Dataset entries
********

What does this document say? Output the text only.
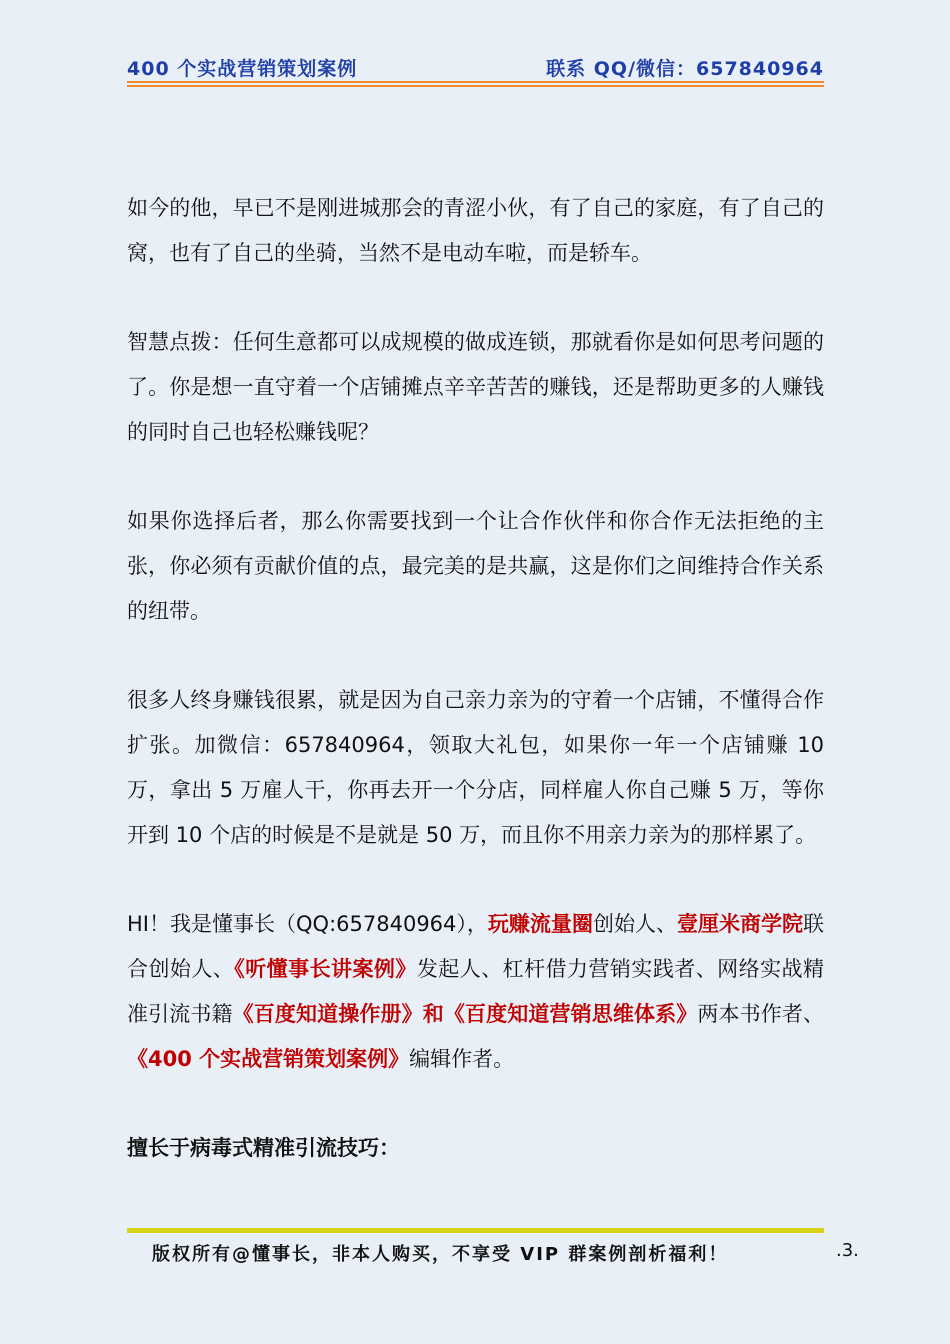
400 个实战营销策划案例	联系 QQ/微信：657840964

如今的他，早已不是刚进城那会的青涩小伙，有了自己的家庭，有了自己的窝，也有了自己的坐骑，当然不是电动车啦，而是轿车。

智慧点拨：任何生意都可以成规模的做成连锁，那就看你是如何思考问题的了。你是想一直守着一个店铺摊点辛辛苦苦的赚钱，还是帮助更多的人赚钱的同时自己也轻松赚钱呢？

如果你选择后者，那么你需要找到一个让合作伙伴和你合作无法拒绝的主张，你必须有贡献价值的点，最完美的是共赢，这是你们之间维持合作关系的纽带。

很多人终身赚钱很累，就是因为自己亲力亲为的守着一个店铺，不懂得合作扩张。加微信：657840964，领取大礼包，如果你一年一个店铺赚 10 万，拿出 5 万雇人干，你再去开一个分店，同样雇人你自己赚 5 万，等你开到 10 个店的时候是不是就是 50 万，而且你不用亲力亲为的那样累了。

HI！我是懂事长（QQ:657840964），玩赚流量圈创始人、壹厘米商学院联合创始人、《听懂事长讲案例》发起人、杠杆借力营销实践者、网络实战精准引流书籍《百度知道操作册》和《百度知道营销思维体系》两本书作者、《400 个实战营销策划案例》编辑作者。

擅长于病毒式精准引流技巧：

版权所有@懂事长，非本人购买，不享受 VIP 群案例剖析福利！	.3.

********

> PROBLEM TO SOLVE
All of the lines above should be retyped precisely, apart from the pictures.

> ANSWER TO THE PROBLEM
What does this document say? Output the text only.
400 个实战营销策划案例	联系 QQ/微信：657840964

如今的他，早已不是刚进城那会的青涩小伙，有了自己的家庭，有了自己的窝，也有了自己的坐骑，当然不是电动车啦，而是轿车。

智慧点拨：任何生意都可以成规模的做成连锁，那就看你是如何思考问题的了。你是想一直守着一个店铺摊点辛辛苦苦的赚钱，还是帮助更多的人赚钱的同时自己也轻松赚钱呢？

如果你选择后者，那么你需要找到一个让合作伙伴和你合作无法拒绝的主张，你必须有贡献价值的点，最完美的是共赢，这是你们之间维持合作关系的纽带。

很多人终身赚钱很累，就是因为自己亲力亲为的守着一个店铺，不懂得合作扩张。加微信：657840964，领取大礼包，如果你一年一个店铺赚 10 万，拿出 5 万雇人干，你再去开一个分店，同样雇人你自己赚 5 万，等你开到 10 个店的时候是不是就是 50 万，而且你不用亲力亲为的那样累了。

HI！我是懂事长（QQ:657840964），玩赚流量圈创始人、壹厘米商学院联合创始人、《听懂事长讲案例》发起人、杠杆借力营销实践者、网络实战精准引流书籍《百度知道操作册》和《百度知道营销思维体系》两本书作者、《400 个实战营销策划案例》编辑作者。

擅长于病毒式精准引流技巧：

版权所有@懂事长，非本人购买，不享受 VIP 群案例剖析福利！	.3.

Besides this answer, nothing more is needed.